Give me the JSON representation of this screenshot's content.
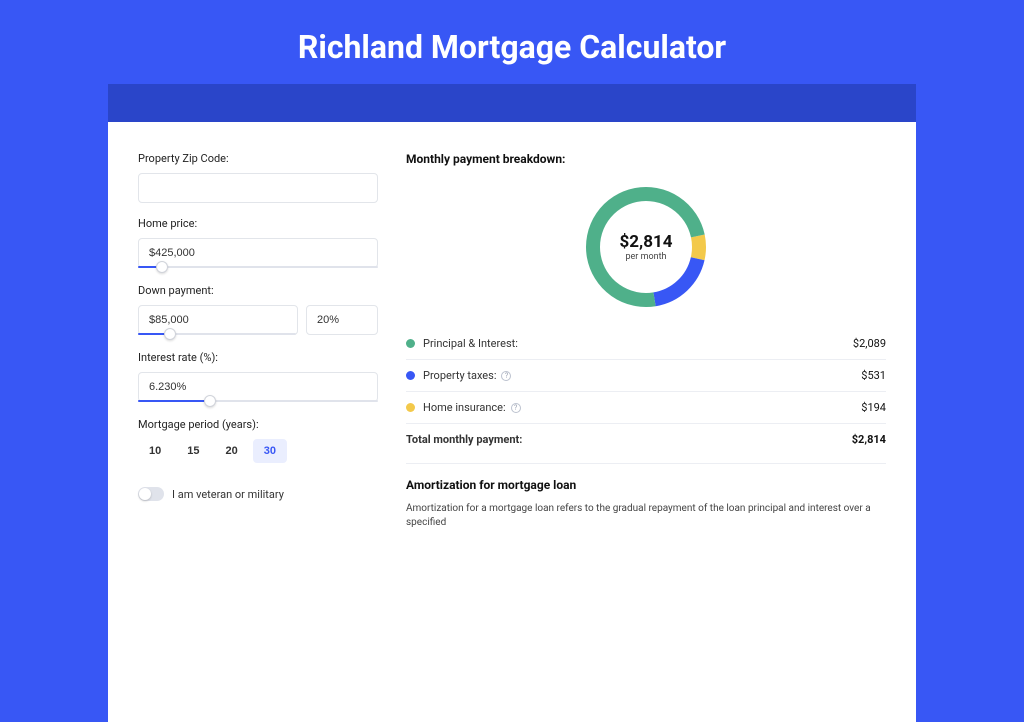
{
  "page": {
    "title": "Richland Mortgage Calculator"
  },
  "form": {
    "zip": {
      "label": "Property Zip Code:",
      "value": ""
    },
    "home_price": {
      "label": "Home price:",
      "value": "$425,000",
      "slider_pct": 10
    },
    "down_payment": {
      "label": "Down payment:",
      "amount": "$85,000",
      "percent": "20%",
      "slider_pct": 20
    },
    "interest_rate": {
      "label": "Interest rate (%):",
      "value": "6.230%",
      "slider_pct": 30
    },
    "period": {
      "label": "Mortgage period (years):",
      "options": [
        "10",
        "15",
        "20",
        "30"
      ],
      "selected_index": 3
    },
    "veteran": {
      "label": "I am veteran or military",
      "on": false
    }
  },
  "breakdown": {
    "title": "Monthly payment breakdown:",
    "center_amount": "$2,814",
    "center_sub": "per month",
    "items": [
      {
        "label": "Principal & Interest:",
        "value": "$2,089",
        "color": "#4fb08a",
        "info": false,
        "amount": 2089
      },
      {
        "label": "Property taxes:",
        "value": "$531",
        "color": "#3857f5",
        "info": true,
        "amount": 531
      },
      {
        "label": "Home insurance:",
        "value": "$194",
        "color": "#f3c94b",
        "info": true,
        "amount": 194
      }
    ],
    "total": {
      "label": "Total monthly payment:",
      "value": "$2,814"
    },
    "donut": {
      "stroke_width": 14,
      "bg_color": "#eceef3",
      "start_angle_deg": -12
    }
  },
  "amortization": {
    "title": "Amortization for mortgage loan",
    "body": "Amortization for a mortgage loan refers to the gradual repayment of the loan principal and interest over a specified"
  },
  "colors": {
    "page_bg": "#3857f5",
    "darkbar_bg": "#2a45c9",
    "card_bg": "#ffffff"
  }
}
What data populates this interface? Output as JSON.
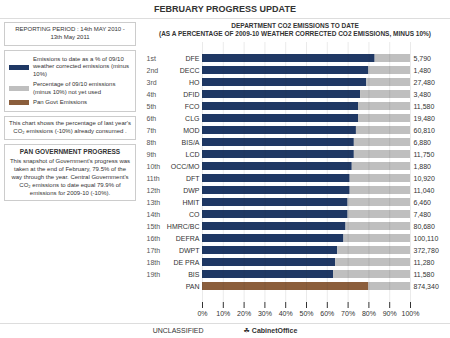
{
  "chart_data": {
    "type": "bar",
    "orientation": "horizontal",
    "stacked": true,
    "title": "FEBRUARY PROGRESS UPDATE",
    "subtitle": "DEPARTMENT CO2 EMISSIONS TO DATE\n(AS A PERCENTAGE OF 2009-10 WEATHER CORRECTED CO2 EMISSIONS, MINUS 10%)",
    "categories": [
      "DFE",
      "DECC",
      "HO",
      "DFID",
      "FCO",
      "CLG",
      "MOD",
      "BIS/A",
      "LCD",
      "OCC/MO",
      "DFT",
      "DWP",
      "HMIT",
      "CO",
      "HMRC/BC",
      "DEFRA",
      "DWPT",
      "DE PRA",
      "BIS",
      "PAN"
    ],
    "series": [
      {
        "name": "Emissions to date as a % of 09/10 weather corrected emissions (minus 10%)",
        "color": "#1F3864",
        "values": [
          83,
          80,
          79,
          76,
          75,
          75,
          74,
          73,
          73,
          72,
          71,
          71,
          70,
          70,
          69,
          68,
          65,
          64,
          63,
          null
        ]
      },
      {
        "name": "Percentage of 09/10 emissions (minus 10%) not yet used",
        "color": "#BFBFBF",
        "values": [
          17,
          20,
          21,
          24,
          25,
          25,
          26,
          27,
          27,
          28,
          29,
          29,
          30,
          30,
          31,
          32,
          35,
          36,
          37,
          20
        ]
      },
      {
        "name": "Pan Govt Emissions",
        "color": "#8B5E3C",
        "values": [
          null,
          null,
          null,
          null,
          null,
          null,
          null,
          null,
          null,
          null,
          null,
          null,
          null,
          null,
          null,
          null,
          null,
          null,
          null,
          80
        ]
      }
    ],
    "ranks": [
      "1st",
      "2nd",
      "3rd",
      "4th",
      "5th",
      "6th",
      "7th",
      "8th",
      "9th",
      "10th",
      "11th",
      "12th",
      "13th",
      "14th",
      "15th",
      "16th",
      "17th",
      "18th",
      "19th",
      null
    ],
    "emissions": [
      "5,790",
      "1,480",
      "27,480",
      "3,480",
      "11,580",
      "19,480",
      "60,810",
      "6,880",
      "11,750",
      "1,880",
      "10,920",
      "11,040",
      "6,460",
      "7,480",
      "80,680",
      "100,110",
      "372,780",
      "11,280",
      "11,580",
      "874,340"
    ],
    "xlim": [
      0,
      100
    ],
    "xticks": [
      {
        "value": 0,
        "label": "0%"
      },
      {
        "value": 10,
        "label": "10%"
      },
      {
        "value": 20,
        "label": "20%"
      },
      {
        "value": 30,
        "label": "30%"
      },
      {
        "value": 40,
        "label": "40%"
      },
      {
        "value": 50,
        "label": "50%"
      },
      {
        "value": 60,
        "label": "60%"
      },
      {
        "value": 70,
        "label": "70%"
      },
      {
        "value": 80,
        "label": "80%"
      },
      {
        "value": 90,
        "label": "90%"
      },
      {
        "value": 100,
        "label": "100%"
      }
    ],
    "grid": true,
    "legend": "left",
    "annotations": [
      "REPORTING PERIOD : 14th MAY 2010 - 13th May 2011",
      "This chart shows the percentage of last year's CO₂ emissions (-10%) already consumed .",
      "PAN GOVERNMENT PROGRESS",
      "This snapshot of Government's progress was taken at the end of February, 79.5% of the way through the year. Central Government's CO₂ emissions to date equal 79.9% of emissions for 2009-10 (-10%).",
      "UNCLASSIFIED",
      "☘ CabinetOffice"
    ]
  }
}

----

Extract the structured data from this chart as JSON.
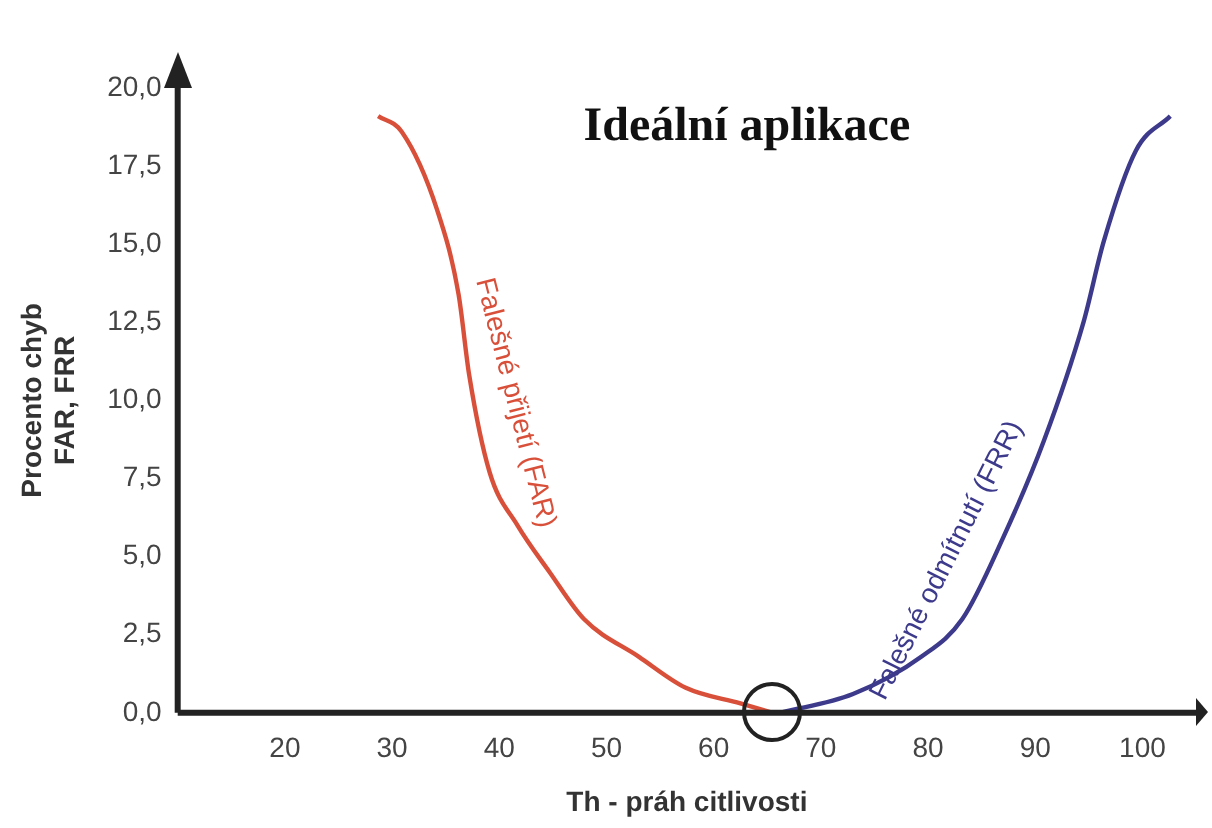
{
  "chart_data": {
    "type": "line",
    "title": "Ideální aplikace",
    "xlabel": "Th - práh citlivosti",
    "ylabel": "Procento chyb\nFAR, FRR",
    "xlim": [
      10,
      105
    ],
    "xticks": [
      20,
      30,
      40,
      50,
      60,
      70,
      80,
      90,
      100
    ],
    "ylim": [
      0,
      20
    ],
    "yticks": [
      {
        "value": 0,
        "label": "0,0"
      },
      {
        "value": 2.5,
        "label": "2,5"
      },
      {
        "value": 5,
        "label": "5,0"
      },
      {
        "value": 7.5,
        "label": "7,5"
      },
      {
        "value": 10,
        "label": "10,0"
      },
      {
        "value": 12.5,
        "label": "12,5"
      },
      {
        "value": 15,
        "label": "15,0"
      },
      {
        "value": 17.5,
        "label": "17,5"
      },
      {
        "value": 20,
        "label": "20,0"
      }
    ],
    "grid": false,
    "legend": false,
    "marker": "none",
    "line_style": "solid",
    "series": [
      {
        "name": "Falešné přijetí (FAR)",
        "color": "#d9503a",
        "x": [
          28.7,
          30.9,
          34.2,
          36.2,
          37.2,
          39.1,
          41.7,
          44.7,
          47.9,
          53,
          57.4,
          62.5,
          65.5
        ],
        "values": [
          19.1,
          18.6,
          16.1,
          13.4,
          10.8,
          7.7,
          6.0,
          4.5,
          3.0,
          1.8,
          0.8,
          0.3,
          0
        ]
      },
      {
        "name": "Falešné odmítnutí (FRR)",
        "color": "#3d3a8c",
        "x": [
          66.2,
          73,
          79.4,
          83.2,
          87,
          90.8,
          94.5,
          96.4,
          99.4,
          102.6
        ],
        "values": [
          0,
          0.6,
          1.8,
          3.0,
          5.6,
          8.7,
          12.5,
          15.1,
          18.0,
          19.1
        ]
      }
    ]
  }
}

----

▶ **YOUR GOAL**: Gather up every line from the listing above in which the word "Falešné" occurs.

▶ **OUTPUT OF THE EXERCISE**:
        "name": "Falešné přijetí (FAR)",
        "name": "Falešné odmítnutí (FRR)",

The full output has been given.